(Dataset entries)
■ ■ ■

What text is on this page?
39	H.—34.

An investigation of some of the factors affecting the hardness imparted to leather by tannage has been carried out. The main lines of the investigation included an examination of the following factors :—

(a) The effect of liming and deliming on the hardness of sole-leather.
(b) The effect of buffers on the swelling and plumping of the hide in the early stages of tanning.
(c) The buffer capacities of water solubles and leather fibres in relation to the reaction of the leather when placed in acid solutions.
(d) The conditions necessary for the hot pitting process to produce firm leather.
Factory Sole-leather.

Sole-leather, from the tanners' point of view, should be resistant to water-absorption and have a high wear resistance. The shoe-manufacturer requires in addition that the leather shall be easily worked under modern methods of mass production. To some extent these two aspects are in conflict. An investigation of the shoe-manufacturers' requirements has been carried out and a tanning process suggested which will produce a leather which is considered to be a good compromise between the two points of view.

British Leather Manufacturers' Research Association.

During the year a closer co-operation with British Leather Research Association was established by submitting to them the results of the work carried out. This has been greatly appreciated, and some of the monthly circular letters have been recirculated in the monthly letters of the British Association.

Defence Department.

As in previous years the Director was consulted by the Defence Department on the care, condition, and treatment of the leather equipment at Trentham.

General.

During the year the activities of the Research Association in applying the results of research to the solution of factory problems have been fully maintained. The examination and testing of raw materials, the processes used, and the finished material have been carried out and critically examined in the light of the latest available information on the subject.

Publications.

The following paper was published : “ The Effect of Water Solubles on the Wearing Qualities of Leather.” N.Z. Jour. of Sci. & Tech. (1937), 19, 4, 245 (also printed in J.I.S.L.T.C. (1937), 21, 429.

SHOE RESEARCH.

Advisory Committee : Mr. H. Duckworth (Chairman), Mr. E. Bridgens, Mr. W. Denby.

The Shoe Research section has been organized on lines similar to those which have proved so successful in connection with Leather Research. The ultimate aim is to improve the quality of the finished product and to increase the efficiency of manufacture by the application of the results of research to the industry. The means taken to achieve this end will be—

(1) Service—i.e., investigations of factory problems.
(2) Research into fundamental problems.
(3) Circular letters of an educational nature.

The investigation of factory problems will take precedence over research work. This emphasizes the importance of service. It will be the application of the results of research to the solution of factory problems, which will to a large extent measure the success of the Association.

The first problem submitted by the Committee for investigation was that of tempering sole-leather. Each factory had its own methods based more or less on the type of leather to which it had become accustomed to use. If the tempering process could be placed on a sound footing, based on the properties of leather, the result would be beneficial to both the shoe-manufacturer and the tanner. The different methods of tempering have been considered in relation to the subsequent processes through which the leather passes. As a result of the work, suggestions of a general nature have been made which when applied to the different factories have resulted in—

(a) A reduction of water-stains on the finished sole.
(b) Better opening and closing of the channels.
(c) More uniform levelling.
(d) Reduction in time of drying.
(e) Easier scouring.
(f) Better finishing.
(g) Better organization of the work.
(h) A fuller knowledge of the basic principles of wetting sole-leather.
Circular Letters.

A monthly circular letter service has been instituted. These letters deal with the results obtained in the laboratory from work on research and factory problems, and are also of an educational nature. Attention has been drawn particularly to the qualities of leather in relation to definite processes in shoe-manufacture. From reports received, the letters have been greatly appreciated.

■ ■ ■

Restate the whole listing exactly, leaving out nothing.

What text is on this page?
39	H.—34.

An investigation of some of the factors affecting the hardness imparted to leather by tannage has been carried out. The main lines of the investigation included an examination of the following factors :—

(a) The effect of liming and deliming on the hardness of sole-leather.
(b) The effect of buffers on the swelling and plumping of the hide in the early stages of tanning.
(c) The buffer capacities of water solubles and leather fibres in relation to the reaction of the leather when placed in acid solutions.
(d) The conditions necessary for the hot pitting process to produce firm leather.
Factory Sole-leather.

Sole-leather, from the tanners' point of view, should be resistant to water-absorption and have a high wear resistance. The shoe-manufacturer requires in addition that the leather shall be easily worked under modern methods of mass production. To some extent these two aspects are in conflict. An investigation of the shoe-manufacturers' requirements has been carried out and a tanning process suggested which will produce a leather which is considered to be a good compromise between the two points of view.

British Leather Manufacturers' Research Association.

During the year a closer co-operation with British Leather Research Association was established by submitting to them the results of the work carried out. This has been greatly appreciated, and some of the monthly circular letters have been recirculated in the monthly letters of the British Association.

Defence Department.

As in previous years the Director was consulted by the Defence Department on the care, condition, and treatment of the leather equipment at Trentham.

General.

During the year the activities of the Research Association in applying the results of research to the solution of factory problems have been fully maintained. The examination and testing of raw materials, the processes used, and the finished material have been carried out and critically examined in the light of the latest available information on the subject.

Publications.

The following paper was published : “ The Effect of Water Solubles on the Wearing Qualities of Leather.” N.Z. Jour. of Sci. & Tech. (1937), 19, 4, 245 (also printed in J.I.S.L.T.C. (1937), 21, 429.

SHOE RESEARCH.

Advisory Committee : Mr. H. Duckworth (Chairman), Mr. E. Bridgens, Mr. W. Denby.

The Shoe Research section has been organized on lines similar to those which have proved so successful in connection with Leather Research. The ultimate aim is to improve the quality of the finished product and to increase the efficiency of manufacture by the application of the results of research to the industry. The means taken to achieve this end will be—

(1) Service—i.e., investigations of factory problems.
(2) Research into fundamental problems.
(3) Circular letters of an educational nature.

The investigation of factory problems will take precedence over research work. This emphasizes the importance of service. It will be the application of the results of research to the solution of factory problems, which will to a large extent measure the success of the Association.

The first problem submitted by the Committee for investigation was that of tempering sole-leather. Each factory had its own methods based more or less on the type of leather to which it had become accustomed to use. If the tempering process could be placed on a sound footing, based on the properties of leather, the result would be beneficial to both the shoe-manufacturer and the tanner. The different methods of tempering have been considered in relation to the subsequent processes through which the leather passes. As a result of the work, suggestions of a general nature have been made which when applied to the different factories have resulted in—

(a) A reduction of water-stains on the finished sole.
(b) Better opening and closing of the channels.
(c) More uniform levelling.
(d) Reduction in time of drying.
(e) Easier scouring.
(f) Better finishing.
(g) Better organization of the work.
(h) A fuller knowledge of the basic principles of wetting sole-leather.
Circular Letters.

A monthly circular letter service has been instituted. These letters deal with the results obtained in the laboratory from work on research and factory problems, and are also of an educational nature. Attention has been drawn particularly to the qualities of leather in relation to definite processes in shoe-manufacture. From reports received, the letters have been greatly appreciated.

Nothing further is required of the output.